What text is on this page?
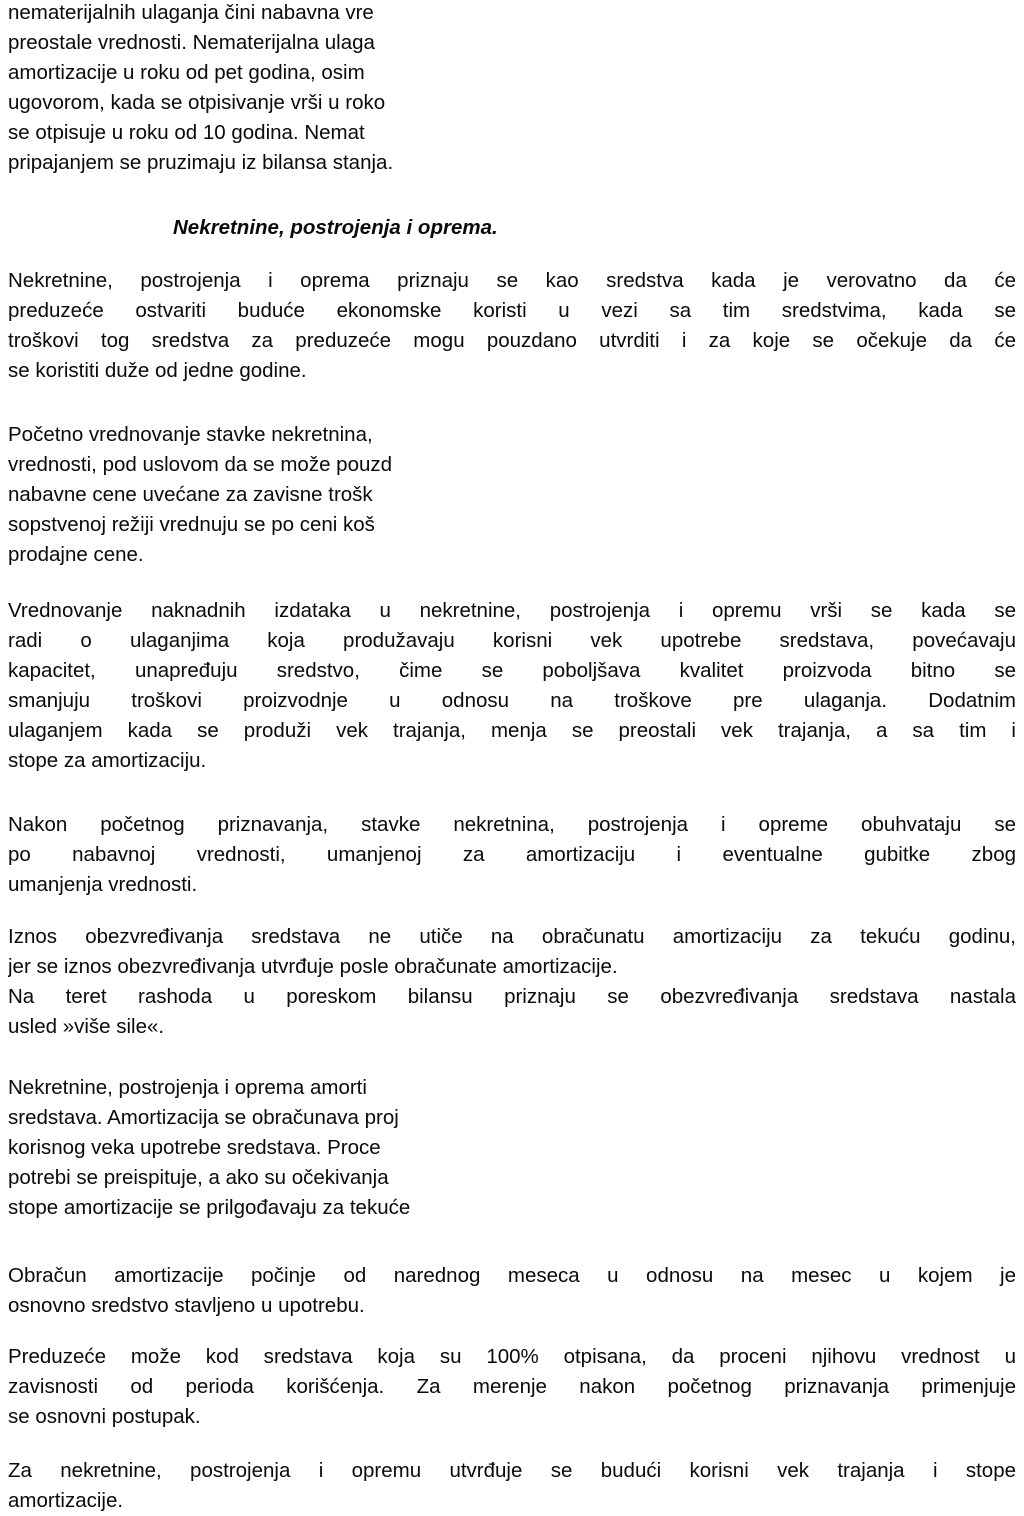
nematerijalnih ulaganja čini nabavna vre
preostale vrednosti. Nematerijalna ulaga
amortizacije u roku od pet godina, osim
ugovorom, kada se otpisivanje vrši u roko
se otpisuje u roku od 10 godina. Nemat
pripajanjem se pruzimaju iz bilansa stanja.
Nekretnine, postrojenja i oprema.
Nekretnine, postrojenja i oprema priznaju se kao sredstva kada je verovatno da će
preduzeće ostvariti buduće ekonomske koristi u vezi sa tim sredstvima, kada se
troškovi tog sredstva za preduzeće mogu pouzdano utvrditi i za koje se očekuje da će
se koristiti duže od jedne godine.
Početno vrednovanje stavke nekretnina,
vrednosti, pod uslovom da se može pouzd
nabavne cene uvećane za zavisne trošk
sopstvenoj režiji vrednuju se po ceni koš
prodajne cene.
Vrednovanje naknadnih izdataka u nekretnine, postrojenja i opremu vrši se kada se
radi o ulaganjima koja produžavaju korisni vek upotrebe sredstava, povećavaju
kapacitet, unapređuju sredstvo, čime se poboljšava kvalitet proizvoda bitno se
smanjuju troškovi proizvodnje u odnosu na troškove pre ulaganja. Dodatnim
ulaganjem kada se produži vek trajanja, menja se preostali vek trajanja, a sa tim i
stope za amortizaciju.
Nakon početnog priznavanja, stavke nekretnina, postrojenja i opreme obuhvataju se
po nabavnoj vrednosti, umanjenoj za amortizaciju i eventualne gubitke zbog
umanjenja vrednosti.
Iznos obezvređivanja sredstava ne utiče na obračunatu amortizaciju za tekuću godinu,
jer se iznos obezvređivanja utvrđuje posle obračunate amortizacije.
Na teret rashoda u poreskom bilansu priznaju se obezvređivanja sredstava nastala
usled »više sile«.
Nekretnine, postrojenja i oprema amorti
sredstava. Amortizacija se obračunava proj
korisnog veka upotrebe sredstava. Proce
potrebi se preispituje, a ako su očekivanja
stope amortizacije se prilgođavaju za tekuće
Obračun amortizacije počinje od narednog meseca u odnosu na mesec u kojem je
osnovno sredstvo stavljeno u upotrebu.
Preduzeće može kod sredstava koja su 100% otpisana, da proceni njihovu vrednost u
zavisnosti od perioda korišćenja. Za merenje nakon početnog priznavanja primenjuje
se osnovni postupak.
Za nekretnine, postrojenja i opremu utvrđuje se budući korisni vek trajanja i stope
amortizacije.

········

Given task -> Identify how many lines in the entries above include the string "koja", then state that number alone.

Result -> 2